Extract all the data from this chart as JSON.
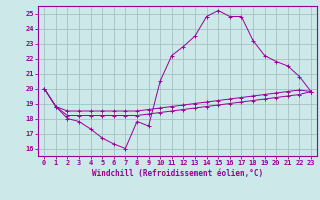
{
  "xlabel": "Windchill (Refroidissement éolien,°C)",
  "background_color": "#cce8e8",
  "line_color": "#990099",
  "xlim": [
    -0.5,
    23.5
  ],
  "ylim": [
    15.5,
    25.5
  ],
  "xticks": [
    0,
    1,
    2,
    3,
    4,
    5,
    6,
    7,
    8,
    9,
    10,
    11,
    12,
    13,
    14,
    15,
    16,
    17,
    18,
    19,
    20,
    21,
    22,
    23
  ],
  "yticks": [
    16,
    17,
    18,
    19,
    20,
    21,
    22,
    23,
    24,
    25
  ],
  "grid_color": "#9bbcbc",
  "main_y": [
    20.0,
    18.8,
    18.0,
    17.8,
    17.3,
    16.7,
    16.3,
    16.0,
    17.8,
    17.5,
    20.5,
    22.2,
    22.8,
    23.5,
    24.8,
    25.2,
    24.8,
    24.8,
    23.2,
    22.2,
    21.8,
    21.5,
    20.8,
    19.8
  ],
  "line1_y": [
    20.0,
    18.8,
    18.5,
    18.5,
    18.5,
    18.5,
    18.5,
    18.5,
    18.5,
    18.6,
    18.7,
    18.8,
    18.9,
    19.0,
    19.1,
    19.2,
    19.3,
    19.4,
    19.5,
    19.6,
    19.7,
    19.8,
    19.9,
    19.8
  ],
  "line2_y": [
    20.0,
    18.8,
    18.2,
    18.2,
    18.2,
    18.2,
    18.2,
    18.2,
    18.2,
    18.3,
    18.4,
    18.5,
    18.6,
    18.7,
    18.8,
    18.9,
    19.0,
    19.1,
    19.2,
    19.3,
    19.4,
    19.5,
    19.6,
    19.8
  ]
}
-.-.-
§ YOUR TASK: Above are records to transcribe exactly; leave their pictures out.

§ FINISHED EXERCISE:
Extract all the data from this chart as JSON.
{
  "xlabel": "Windchill (Refroidissement éolien,°C)",
  "background_color": "#cce8e8",
  "line_color": "#990099",
  "xlim": [
    -0.5,
    23.5
  ],
  "ylim": [
    15.5,
    25.5
  ],
  "xticks": [
    0,
    1,
    2,
    3,
    4,
    5,
    6,
    7,
    8,
    9,
    10,
    11,
    12,
    13,
    14,
    15,
    16,
    17,
    18,
    19,
    20,
    21,
    22,
    23
  ],
  "yticks": [
    16,
    17,
    18,
    19,
    20,
    21,
    22,
    23,
    24,
    25
  ],
  "grid_color": "#9bbcbc",
  "main_y": [
    20.0,
    18.8,
    18.0,
    17.8,
    17.3,
    16.7,
    16.3,
    16.0,
    17.8,
    17.5,
    20.5,
    22.2,
    22.8,
    23.5,
    24.8,
    25.2,
    24.8,
    24.8,
    23.2,
    22.2,
    21.8,
    21.5,
    20.8,
    19.8
  ],
  "line1_y": [
    20.0,
    18.8,
    18.5,
    18.5,
    18.5,
    18.5,
    18.5,
    18.5,
    18.5,
    18.6,
    18.7,
    18.8,
    18.9,
    19.0,
    19.1,
    19.2,
    19.3,
    19.4,
    19.5,
    19.6,
    19.7,
    19.8,
    19.9,
    19.8
  ],
  "line2_y": [
    20.0,
    18.8,
    18.2,
    18.2,
    18.2,
    18.2,
    18.2,
    18.2,
    18.2,
    18.3,
    18.4,
    18.5,
    18.6,
    18.7,
    18.8,
    18.9,
    19.0,
    19.1,
    19.2,
    19.3,
    19.4,
    19.5,
    19.6,
    19.8
  ]
}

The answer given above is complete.